## Given instruction
Transcribe the records below in full; pictures stay out of the copy.

## Listing

*****

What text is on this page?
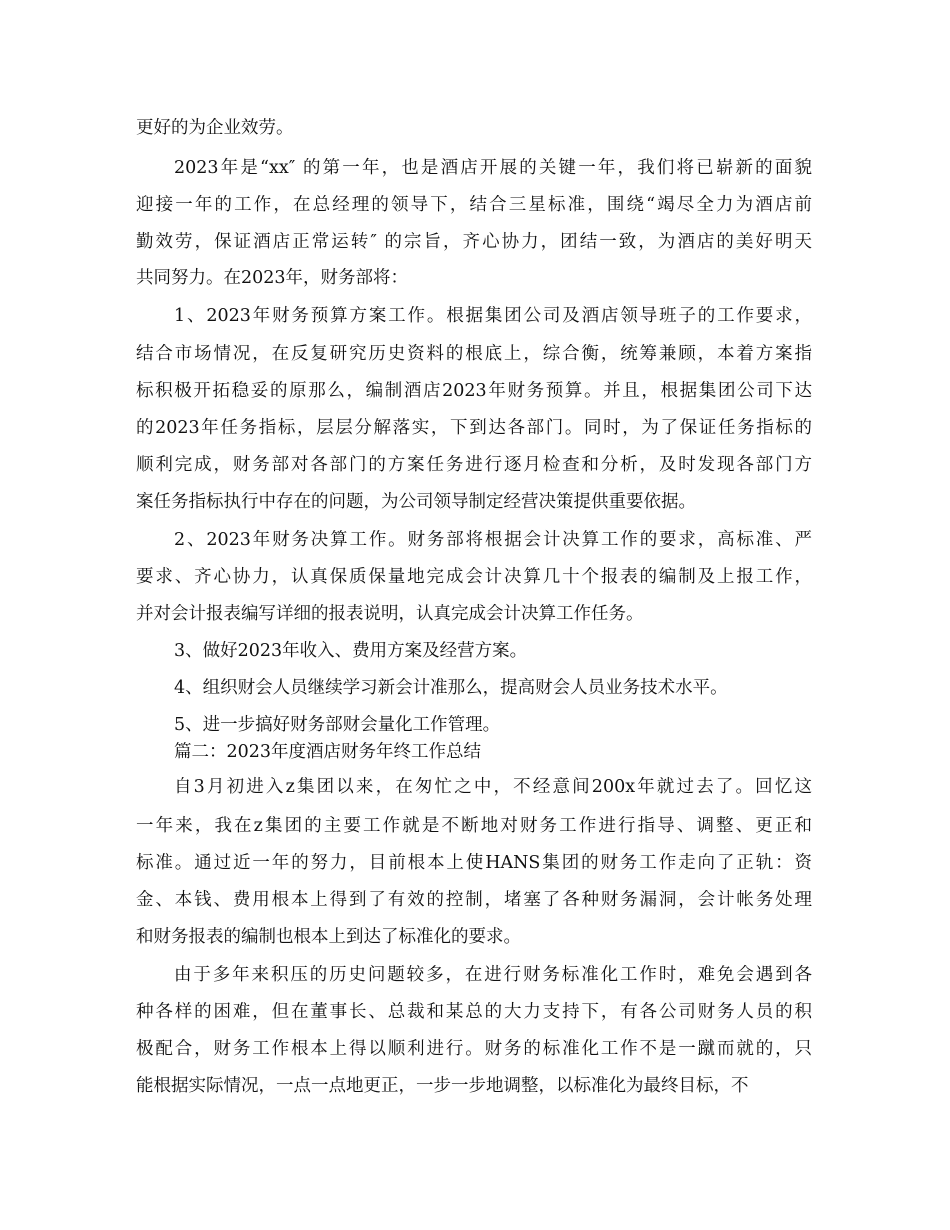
更好的为企业效劳。
2023年是“xx″ 的第一年，也是酒店开展的关键一年，我们将已崭新的面貌
迎接一年的工作，在总经理的领导下，结合三星标准，围绕“竭尽全力为酒店前
勤效劳，保证酒店正常运转″ 的宗旨，齐心协力，团结一致，为酒店的美好明天
共同努力。在2023年，财务部将：
1、2023年财务预算方案工作。根据集团公司及酒店领导班子的工作要求，
结合市场情况，在反复研究历史资料的根底上，综合衡，统筹兼顾，本着方案指
标积极开拓稳妥的原那么，编制酒店2023年财务预算。并且，根据集团公司下达
的2023年任务指标，层层分解落实，下到达各部门。同时，为了保证任务指标的
顺利完成，财务部对各部门的方案任务进行逐月检查和分析，及时发现各部门方
案任务指标执行中存在的问题，为公司领导制定经营决策提供重要依据。
2、2023年财务决算工作。财务部将根据会计决算工作的要求，高标准、严
要求、齐心协力，认真保质保量地完成会计决算几十个报表的编制及上报工作，
并对会计报表编写详细的报表说明，认真完成会计决算工作任务。
3、做好2023年收入、费用方案及经营方案。
4、组织财会人员继续学习新会计准那么，提高财会人员业务技术水平。
5、进一步搞好财务部财会量化工作管理。
篇二：2023年度酒店财务年终工作总结
自3月初进入z集团以来，在匆忙之中，不经意间200x年就过去了。回忆这
一年来，我在z集团的主要工作就是不断地对财务工作进行指导、调整、更正和
标准。通过近一年的努力，目前根本上使HANS集团的财务工作走向了正轨：资
金、本钱、费用根本上得到了有效的控制，堵塞了各种财务漏洞，会计帐务处理
和财务报表的编制也根本上到达了标准化的要求。
由于多年来积压的历史问题较多，在进行财务标准化工作时，难免会遇到各
种各样的困难，但在董事长、总裁和某总的大力支持下，有各公司财务人员的积
极配合，财务工作根本上得以顺利进行。财务的标准化工作不是一蹴而就的，只
能根据实际情况，一点一点地更正，一步一步地调整，以标准化为最终目标，不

*****

## Solution for this task
What text is on this page?
更好的为企业效劳。
2023年是“xx″ 的第一年，也是酒店开展的关键一年，我们将已崭新的面貌
迎接一年的工作，在总经理的领导下，结合三星标准，围绕“竭尽全力为酒店前
勤效劳，保证酒店正常运转″ 的宗旨，齐心协力，团结一致，为酒店的美好明天
共同努力。在2023年，财务部将：
1、2023年财务预算方案工作。根据集团公司及酒店领导班子的工作要求，
结合市场情况，在反复研究历史资料的根底上，综合衡，统筹兼顾，本着方案指
标积极开拓稳妥的原那么，编制酒店2023年财务预算。并且，根据集团公司下达
的2023年任务指标，层层分解落实，下到达各部门。同时，为了保证任务指标的
顺利完成，财务部对各部门的方案任务进行逐月检查和分析，及时发现各部门方
案任务指标执行中存在的问题，为公司领导制定经营决策提供重要依据。
2、2023年财务决算工作。财务部将根据会计决算工作的要求，高标准、严
要求、齐心协力，认真保质保量地完成会计决算几十个报表的编制及上报工作，
并对会计报表编写详细的报表说明，认真完成会计决算工作任务。
3、做好2023年收入、费用方案及经营方案。
4、组织财会人员继续学习新会计准那么，提高财会人员业务技术水平。
5、进一步搞好财务部财会量化工作管理。
篇二：2023年度酒店财务年终工作总结
自3月初进入z集团以来，在匆忙之中，不经意间200x年就过去了。回忆这
一年来，我在z集团的主要工作就是不断地对财务工作进行指导、调整、更正和
标准。通过近一年的努力，目前根本上使HANS集团的财务工作走向了正轨：资
金、本钱、费用根本上得到了有效的控制，堵塞了各种财务漏洞，会计帐务处理
和财务报表的编制也根本上到达了标准化的要求。
由于多年来积压的历史问题较多，在进行财务标准化工作时，难免会遇到各
种各样的困难，但在董事长、总裁和某总的大力支持下，有各公司财务人员的积
极配合，财务工作根本上得以顺利进行。财务的标准化工作不是一蹴而就的，只
能根据实际情况，一点一点地更正，一步一步地调整，以标准化为最终目标，不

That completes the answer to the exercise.